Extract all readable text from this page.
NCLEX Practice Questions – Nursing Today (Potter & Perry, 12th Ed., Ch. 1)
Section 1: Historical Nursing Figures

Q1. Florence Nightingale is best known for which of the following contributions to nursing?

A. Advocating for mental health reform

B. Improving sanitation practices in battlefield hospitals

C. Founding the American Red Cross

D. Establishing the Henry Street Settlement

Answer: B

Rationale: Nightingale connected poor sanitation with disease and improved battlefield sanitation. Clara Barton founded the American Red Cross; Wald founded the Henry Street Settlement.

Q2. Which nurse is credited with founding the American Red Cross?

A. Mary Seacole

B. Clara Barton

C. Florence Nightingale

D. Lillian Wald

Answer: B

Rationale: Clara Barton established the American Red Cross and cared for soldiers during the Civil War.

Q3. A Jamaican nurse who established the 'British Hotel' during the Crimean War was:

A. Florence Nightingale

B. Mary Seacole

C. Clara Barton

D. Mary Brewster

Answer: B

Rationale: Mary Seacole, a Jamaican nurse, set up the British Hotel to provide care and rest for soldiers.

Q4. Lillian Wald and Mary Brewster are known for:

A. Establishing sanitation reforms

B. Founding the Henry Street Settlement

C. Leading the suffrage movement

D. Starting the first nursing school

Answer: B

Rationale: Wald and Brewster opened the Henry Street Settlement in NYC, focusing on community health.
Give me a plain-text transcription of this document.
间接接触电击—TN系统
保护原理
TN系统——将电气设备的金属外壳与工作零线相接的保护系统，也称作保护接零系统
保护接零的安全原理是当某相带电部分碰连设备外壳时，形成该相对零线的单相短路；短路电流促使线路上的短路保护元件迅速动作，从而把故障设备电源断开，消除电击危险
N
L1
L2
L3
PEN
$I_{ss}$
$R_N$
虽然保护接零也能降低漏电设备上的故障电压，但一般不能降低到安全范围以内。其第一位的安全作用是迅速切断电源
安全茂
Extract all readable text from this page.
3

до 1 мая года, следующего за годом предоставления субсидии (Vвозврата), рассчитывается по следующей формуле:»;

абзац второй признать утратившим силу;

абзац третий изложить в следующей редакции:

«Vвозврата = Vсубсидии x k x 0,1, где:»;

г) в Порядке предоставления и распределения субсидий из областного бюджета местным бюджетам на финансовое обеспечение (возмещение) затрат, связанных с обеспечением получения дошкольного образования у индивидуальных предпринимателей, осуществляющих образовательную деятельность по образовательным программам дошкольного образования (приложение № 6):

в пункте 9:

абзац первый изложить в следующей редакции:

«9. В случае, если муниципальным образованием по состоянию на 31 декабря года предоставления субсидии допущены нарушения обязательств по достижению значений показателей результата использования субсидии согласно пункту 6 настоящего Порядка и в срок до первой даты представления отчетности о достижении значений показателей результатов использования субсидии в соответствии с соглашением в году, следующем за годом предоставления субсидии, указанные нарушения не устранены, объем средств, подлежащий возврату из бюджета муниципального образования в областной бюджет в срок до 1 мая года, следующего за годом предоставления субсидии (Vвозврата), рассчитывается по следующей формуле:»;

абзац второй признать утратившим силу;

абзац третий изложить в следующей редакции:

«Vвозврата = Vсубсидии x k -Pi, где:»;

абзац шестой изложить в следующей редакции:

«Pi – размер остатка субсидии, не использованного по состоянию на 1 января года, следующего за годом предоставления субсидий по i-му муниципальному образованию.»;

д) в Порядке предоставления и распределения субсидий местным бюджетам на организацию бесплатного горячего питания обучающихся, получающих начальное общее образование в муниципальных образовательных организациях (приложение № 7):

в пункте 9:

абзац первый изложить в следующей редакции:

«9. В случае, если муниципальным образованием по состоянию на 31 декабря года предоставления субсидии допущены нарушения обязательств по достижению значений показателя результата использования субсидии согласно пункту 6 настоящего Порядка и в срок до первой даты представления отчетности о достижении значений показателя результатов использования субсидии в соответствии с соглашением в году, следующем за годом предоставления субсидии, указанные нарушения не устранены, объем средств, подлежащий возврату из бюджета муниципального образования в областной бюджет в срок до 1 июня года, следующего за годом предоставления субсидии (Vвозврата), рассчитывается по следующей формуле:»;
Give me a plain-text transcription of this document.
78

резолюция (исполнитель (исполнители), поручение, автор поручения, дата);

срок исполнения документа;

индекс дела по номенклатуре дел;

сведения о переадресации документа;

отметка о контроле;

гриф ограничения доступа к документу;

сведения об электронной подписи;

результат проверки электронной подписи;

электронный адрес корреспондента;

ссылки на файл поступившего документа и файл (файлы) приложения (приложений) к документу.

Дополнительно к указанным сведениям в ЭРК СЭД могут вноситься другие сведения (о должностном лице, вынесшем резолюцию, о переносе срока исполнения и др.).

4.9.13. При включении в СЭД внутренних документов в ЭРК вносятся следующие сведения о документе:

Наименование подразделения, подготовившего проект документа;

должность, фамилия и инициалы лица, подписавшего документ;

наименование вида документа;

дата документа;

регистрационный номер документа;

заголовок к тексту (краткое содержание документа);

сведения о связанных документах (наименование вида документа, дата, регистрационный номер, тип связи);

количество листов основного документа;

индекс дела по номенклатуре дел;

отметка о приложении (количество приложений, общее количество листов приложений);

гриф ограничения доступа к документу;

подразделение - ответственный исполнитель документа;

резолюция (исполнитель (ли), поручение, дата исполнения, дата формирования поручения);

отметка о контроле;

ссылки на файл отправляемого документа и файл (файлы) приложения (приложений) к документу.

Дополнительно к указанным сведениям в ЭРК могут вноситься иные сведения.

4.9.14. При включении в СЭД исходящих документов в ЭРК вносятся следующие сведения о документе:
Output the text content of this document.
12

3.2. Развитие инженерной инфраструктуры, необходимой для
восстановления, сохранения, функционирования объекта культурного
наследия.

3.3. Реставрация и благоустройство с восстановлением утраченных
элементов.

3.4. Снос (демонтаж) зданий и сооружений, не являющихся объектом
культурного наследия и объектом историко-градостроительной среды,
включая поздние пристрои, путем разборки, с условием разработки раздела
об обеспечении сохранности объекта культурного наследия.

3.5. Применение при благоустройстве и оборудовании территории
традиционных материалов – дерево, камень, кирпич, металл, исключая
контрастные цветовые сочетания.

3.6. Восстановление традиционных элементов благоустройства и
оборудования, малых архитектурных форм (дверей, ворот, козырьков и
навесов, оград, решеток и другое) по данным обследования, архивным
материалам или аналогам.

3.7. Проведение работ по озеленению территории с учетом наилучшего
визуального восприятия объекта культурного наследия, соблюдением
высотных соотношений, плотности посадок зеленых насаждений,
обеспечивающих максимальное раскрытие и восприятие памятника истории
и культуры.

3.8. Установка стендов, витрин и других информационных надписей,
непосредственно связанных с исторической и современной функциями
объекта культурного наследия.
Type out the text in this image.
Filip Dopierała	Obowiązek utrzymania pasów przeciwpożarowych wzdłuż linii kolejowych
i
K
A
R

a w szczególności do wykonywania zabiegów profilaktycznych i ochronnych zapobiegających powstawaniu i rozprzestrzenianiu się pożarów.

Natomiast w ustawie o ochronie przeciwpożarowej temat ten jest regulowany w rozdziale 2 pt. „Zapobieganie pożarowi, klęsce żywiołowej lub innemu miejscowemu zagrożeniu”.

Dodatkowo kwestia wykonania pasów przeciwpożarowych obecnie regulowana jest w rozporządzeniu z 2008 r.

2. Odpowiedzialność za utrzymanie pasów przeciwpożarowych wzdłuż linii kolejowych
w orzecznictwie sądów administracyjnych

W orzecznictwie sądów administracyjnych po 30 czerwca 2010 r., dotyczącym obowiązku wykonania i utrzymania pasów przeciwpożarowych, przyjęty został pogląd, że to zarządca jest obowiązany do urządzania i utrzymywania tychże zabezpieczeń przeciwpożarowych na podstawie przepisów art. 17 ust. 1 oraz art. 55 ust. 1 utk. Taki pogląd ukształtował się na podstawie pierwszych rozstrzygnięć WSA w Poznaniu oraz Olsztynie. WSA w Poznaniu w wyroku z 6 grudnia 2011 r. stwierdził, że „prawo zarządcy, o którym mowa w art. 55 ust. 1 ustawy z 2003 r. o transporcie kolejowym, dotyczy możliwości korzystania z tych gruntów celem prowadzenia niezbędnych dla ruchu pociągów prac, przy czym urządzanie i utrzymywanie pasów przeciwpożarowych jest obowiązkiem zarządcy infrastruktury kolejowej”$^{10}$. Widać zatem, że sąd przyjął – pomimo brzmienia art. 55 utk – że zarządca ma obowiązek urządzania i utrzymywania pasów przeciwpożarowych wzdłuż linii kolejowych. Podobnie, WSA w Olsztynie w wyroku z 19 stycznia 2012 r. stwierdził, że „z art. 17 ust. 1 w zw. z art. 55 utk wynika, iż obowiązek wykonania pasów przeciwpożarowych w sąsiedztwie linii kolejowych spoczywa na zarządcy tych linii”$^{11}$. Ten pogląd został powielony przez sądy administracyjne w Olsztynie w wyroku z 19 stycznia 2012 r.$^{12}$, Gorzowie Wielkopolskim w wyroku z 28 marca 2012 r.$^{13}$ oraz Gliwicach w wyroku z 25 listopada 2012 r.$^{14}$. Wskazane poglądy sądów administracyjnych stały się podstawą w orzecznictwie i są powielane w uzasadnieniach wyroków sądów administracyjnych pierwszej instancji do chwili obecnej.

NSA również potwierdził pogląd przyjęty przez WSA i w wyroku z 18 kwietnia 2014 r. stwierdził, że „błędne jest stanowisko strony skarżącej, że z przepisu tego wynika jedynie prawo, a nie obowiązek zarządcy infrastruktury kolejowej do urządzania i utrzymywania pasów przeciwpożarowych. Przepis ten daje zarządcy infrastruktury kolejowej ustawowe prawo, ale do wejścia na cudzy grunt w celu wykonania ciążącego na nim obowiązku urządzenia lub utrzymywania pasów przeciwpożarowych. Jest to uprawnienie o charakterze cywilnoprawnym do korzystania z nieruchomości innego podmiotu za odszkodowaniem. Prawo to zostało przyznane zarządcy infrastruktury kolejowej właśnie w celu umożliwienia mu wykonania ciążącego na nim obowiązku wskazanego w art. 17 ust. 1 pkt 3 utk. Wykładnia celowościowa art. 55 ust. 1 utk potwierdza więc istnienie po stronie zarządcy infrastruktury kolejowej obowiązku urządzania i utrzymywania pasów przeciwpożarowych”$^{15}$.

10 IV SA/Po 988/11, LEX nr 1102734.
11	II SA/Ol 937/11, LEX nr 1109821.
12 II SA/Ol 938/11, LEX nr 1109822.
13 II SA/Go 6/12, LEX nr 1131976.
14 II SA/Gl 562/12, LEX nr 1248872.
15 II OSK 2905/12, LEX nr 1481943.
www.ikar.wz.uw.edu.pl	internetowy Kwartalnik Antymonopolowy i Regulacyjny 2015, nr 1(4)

◆ **What the task requires**: Pull every line holding "Henry" out of the records.

◆ **The output**:
D. Establishing the Henry Street Settlement
Rationale: Nightingale connected poor sanitation with disease and improved battlefield sanitation. Clara Barton founded the American Red Cross; Wald founded the Henry Street Settlement.
B. Founding the Henry Street Settlement
Rationale: Wald and Brewster opened the Henry Street Settlement in NYC, focusing on community health.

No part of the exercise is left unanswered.